● Excerpt:
Did you know that even when experiencing textbook heart attack symptoms (like my own chest and left arm pain), people wait an average of four hours before seeking medical help? The tragic irony is that heart patients who do best are those who can be treated within the first hour of those initial acute symptoms.
Heart attacks are dangerous and scary – so why do so many of us suffer silently for hours (and in many cases, far longer?) This treatment-seeking delay behaviour concerns many researchers, including Yale University’s Dr. Angelo Alonzo. He told me:
“Ask people what they would do if they had a heart attack and, of course, they’d all insist they would seek care immediately. Sounds easy! But in reality, few people actually do drop everything to get help.”
When it comes to heart attacks, time is muscle. And since delaying treatment for more than 60 minutes may cause irreversible damage to the heart muscle, Yale researchers want to figure out why so many of us appear so reluctant to “drop everything to get help”.
The Yale Heart Study is currently recruiting heart attack survivors, male and female, who are over the age of 35. Researchers led by Dr. Alonzo, the study’s principal investigator, have developed an online, self-tailoring survey to examine how people behave during a heart attack.
Here’s why YOU should participate in this important study:
Unlike lots of previous research on treatment-seeking delay in heart patients, this Yale study will gather a far broader sample of heart attack survivors, and will also focus on survivors living in rural, suburban, urban and in-between settings.
Despite all those previous studies, Dr. Alonzo remains frustrated:
“We still have not come up with an effective intervention for getting people to the hospital much earlier than the typical median time of around four hours.”
This Yale study will take a look at a wide range of behavioral variables that lead to our treatment-seeking delay behaviour during a heart attack. For example, the online survey includes questions designed to gather valuable information about:
- how we made decisions during our cardiac events
- our perception and interpretation of symptoms
- the situational setting of our cardiac events
- the advice and perceptions of laypeople helping us
- the day and time of day
- our prior experience with the Emergency Department, first responders like ambulance/fire personnel, and the health care system
- how our evaluation and level of concern changed over the care-seeking period
Personally, I am particularly interested not only in how survivors describe our past treatment-seeking delay behaviour, but also in how fast heart attack survivors react during a second or third (or fifth!) cardiac event in the future. We know, for example, that women who have already had a heart attack are at high risk for another one. But the symptoms of a second heart attack are not always the same as the first. It can sometimes be hard to tell heart attack chest pain from routine chest pain (angina) that has become “normalized”.
You might imagine that those of us who’ve already survived a heart attack would act with laser-like haste in seeking help if we ever recognize those familiar symptoms again any time in the future. Trouble is, I’ve met a distressingly high number of survivors who reported delaying medical help even during subsequent heart attacks - both when symptoms felt very different compared to their first cardiac event, but also when their symptoms were completely the same.
WARNING: If your doctor has prescribed nitroglycerin for chest pain, call 9-1-1 if you need more than two doses of nitro because your cardiac symptoms do not go away. If your symptoms are different, stronger, or last longer than usual, call 9-1-1 right away – it could be a heart attack.

● Supplied material:
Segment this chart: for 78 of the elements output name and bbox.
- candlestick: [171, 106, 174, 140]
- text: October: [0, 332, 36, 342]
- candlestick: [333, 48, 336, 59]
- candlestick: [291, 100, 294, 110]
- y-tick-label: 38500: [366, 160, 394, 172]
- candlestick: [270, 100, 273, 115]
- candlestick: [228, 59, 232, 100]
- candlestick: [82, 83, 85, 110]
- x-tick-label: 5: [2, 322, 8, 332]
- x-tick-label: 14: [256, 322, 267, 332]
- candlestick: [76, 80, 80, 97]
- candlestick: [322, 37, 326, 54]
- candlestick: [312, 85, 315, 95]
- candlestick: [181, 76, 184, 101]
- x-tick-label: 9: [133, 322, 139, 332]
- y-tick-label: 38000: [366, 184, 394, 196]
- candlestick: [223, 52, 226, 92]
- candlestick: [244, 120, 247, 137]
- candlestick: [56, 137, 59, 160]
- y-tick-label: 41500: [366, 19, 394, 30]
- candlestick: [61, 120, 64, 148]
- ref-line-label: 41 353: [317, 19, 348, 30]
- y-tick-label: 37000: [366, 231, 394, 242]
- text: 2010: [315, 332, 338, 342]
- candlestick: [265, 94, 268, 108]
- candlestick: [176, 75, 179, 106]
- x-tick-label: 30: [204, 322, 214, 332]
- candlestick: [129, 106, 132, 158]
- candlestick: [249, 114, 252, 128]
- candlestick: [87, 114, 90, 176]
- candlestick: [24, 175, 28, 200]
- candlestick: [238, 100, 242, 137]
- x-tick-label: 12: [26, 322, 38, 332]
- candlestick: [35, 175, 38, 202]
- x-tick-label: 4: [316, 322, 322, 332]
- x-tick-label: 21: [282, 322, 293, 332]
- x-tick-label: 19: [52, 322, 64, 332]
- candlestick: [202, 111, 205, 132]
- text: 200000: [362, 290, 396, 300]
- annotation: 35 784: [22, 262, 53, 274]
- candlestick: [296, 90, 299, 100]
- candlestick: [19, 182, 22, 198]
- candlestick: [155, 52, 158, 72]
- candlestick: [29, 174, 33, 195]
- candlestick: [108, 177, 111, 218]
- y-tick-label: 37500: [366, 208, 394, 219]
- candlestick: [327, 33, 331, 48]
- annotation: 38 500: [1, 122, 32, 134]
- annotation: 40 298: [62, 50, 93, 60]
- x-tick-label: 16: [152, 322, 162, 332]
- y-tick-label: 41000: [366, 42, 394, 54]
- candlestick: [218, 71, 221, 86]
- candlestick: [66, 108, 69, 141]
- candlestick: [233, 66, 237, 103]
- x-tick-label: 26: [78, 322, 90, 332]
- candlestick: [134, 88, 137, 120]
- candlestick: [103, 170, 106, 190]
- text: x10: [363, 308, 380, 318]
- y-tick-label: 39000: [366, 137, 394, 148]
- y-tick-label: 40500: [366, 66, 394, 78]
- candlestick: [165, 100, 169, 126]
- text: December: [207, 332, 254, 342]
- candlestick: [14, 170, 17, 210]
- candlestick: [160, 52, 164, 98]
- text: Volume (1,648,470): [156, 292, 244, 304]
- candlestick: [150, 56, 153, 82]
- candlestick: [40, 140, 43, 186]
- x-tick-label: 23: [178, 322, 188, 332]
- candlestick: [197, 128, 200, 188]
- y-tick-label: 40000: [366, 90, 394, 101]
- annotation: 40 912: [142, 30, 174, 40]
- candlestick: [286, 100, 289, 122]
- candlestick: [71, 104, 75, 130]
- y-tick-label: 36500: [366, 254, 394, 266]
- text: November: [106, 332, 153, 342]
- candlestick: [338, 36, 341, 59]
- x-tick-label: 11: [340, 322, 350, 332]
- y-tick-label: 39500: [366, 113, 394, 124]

● Required action 1: In the article on heart attack delay, rewrite the stretch from "When it comes" through "behave during a heart attack.", replacing "Yale" with "Connecticut".
● Required action 2: According to the article on heart attack delay, which living settings will the Yale study focus on for the survivors it gathers?

● Written reply 1:
When it comes to heart attacks, time is muscle. And since delaying treatment for more than 60 minutes may cause irreversible damage to the heart muscle, Connecticut researchers want to figure out why so many of us appear so reluctant to “drop everything to get help”.
The Connecticut Heart Study is currently recruiting heart attack survivors, male and female, who are over the age of 35. Researchers led by Dr. Alonzo, the study’s principal investigator, have developed an online, self-tailoring survey to examine how people behave during a heart attack.

● Written reply 2:
- rural
- suburban
- urban
- in-between